Input data:
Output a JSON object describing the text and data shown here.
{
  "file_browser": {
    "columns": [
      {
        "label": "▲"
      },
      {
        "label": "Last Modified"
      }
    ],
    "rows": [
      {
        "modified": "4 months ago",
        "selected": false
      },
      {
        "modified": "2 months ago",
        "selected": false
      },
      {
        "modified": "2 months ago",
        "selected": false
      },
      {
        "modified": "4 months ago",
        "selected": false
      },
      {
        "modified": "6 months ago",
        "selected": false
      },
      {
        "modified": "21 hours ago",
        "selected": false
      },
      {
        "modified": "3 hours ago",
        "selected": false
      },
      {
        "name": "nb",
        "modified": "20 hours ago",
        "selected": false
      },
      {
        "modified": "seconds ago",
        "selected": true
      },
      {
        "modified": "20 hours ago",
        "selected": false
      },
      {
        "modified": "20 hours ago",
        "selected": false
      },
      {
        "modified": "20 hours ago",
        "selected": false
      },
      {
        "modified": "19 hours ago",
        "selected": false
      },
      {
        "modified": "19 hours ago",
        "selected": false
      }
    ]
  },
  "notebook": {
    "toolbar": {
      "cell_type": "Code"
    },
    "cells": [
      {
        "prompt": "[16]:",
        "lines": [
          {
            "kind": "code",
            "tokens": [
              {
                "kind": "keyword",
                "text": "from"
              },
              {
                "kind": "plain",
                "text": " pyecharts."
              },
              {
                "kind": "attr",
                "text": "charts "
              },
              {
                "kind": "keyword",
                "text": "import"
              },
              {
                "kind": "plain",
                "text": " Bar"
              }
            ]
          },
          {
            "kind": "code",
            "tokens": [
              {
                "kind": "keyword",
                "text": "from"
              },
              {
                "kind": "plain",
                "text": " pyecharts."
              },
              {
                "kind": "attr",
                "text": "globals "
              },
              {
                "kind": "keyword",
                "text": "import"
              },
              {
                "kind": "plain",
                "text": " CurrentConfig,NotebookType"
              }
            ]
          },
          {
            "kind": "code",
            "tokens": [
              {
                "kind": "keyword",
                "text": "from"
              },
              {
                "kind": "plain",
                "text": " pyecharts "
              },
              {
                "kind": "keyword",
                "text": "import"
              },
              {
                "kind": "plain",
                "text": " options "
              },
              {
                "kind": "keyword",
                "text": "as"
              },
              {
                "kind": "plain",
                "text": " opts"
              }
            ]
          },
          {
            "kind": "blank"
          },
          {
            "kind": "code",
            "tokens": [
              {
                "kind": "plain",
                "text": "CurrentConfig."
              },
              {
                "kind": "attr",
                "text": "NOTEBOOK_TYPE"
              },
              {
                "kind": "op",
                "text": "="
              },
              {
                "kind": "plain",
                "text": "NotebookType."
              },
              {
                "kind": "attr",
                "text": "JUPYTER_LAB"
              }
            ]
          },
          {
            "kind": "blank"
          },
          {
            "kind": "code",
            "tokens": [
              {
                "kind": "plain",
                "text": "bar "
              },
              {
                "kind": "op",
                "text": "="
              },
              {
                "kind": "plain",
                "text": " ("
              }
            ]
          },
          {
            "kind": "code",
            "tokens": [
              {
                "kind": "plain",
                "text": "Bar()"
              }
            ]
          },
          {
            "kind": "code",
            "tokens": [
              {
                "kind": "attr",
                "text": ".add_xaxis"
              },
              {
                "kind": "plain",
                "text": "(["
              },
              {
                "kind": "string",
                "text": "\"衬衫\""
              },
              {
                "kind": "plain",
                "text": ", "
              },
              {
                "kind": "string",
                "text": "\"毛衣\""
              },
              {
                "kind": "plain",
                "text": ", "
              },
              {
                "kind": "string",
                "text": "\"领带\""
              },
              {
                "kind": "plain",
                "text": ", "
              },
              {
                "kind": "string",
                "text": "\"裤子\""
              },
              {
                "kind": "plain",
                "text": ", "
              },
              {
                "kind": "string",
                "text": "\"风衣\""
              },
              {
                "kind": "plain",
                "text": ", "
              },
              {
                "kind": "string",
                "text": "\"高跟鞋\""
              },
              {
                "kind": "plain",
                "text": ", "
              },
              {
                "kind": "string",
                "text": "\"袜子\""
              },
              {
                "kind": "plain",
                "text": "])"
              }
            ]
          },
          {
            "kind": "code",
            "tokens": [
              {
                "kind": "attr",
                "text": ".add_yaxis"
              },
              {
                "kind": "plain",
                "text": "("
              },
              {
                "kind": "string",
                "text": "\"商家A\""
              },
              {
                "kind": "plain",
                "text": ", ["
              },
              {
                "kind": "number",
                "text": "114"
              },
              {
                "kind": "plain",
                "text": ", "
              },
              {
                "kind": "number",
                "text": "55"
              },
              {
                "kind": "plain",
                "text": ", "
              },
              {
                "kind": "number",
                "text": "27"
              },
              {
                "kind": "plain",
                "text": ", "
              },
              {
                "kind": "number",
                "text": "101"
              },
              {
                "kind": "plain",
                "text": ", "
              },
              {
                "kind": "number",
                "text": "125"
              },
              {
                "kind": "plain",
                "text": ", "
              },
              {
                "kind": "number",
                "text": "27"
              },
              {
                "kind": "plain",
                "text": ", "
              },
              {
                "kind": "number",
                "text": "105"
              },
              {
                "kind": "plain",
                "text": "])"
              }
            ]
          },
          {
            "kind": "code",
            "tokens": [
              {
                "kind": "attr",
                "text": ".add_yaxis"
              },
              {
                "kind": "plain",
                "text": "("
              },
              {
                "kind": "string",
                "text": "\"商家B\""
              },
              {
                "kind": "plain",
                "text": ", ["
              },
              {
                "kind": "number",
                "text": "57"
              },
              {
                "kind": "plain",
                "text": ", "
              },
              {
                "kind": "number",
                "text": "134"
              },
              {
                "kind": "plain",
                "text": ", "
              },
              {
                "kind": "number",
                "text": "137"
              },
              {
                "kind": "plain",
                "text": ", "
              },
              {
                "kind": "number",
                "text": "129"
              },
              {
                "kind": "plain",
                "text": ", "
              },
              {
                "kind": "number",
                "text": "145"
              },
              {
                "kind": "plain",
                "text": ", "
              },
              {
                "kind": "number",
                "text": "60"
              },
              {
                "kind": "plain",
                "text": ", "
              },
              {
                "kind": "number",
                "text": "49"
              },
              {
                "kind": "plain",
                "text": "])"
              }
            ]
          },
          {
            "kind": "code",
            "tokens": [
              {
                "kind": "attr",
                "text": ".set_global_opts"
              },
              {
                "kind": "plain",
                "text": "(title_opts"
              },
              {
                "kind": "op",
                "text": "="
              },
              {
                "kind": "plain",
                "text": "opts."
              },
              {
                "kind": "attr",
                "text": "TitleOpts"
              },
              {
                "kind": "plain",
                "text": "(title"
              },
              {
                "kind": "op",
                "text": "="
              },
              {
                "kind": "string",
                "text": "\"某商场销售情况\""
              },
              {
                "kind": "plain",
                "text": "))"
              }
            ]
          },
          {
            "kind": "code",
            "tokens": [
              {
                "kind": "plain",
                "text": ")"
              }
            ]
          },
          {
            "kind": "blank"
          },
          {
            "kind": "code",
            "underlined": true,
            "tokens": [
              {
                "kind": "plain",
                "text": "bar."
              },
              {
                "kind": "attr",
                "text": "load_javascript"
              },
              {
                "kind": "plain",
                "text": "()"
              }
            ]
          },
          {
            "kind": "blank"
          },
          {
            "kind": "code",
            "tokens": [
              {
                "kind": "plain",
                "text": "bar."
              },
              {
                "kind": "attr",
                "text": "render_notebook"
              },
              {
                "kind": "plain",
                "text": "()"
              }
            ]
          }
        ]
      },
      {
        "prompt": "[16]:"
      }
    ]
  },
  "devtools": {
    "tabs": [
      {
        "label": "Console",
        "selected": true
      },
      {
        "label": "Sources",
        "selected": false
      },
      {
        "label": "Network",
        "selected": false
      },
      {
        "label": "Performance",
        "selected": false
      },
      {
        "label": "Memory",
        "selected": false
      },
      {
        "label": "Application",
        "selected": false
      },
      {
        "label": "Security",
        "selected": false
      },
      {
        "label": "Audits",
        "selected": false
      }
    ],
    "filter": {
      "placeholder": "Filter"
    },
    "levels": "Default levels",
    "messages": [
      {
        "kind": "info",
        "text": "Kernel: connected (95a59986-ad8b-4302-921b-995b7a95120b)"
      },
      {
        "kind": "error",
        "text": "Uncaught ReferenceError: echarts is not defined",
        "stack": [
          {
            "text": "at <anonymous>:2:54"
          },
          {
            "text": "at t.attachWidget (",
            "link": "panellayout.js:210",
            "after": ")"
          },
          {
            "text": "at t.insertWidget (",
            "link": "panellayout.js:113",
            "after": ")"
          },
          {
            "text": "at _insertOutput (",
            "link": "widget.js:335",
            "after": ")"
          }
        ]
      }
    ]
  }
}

Work required:
Whenever "panellayout" turns up in a line, pick that line out.

Full solution:
            "link": "panellayout.js:210",
            "link": "panellayout.js:113",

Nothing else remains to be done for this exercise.